[RECORDS PROVIDED]
— Start —
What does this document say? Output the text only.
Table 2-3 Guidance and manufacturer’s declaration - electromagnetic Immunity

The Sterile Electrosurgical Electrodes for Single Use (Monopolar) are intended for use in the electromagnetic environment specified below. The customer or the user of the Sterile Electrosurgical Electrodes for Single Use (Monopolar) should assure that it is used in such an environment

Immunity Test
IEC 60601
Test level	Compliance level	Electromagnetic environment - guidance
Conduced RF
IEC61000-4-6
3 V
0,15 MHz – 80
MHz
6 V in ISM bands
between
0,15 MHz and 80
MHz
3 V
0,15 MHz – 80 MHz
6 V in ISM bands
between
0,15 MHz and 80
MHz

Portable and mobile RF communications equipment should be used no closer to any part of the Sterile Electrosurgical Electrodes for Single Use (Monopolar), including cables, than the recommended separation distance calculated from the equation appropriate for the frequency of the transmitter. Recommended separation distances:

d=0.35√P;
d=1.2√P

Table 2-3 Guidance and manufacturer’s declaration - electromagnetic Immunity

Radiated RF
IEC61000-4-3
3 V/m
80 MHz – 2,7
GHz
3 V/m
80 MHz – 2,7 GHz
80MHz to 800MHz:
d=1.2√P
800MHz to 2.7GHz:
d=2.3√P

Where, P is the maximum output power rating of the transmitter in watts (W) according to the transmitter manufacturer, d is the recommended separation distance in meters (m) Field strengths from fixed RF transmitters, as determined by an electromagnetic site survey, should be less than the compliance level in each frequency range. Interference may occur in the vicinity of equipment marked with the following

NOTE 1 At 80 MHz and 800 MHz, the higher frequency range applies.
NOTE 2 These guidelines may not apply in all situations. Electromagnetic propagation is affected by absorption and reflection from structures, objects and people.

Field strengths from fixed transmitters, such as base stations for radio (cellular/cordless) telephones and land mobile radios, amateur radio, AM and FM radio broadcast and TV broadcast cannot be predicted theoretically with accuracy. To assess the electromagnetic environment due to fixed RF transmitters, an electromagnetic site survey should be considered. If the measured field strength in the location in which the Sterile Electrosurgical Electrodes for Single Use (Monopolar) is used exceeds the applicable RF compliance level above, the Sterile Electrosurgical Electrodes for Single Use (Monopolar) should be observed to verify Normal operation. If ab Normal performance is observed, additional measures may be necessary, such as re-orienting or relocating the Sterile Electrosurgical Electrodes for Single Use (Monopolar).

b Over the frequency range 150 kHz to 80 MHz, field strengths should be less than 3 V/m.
— End —
[SET PROBLEM] From the data above, copy each line where the string "distance" appears.

[FULL SOLUTION]
Portable and mobile RF communications equipment should be used no closer to any part of the Sterile Electrosurgical Electrodes for Single Use (Monopolar), including cables, than the recommended separation distance calculated from the equation appropriate for the frequency of the transmitter. Recommended separation distances:
Where, P is the maximum output power rating of the transmitter in watts (W) according to the transmitter manufacturer, d is the recommended separation distance in meters (m) Field strengths from fixed RF transmitters, as determined by an electromagnetic site survey, should be less than the compliance level in each frequency range. Interference may occur in the vicinity of equipment marked with the following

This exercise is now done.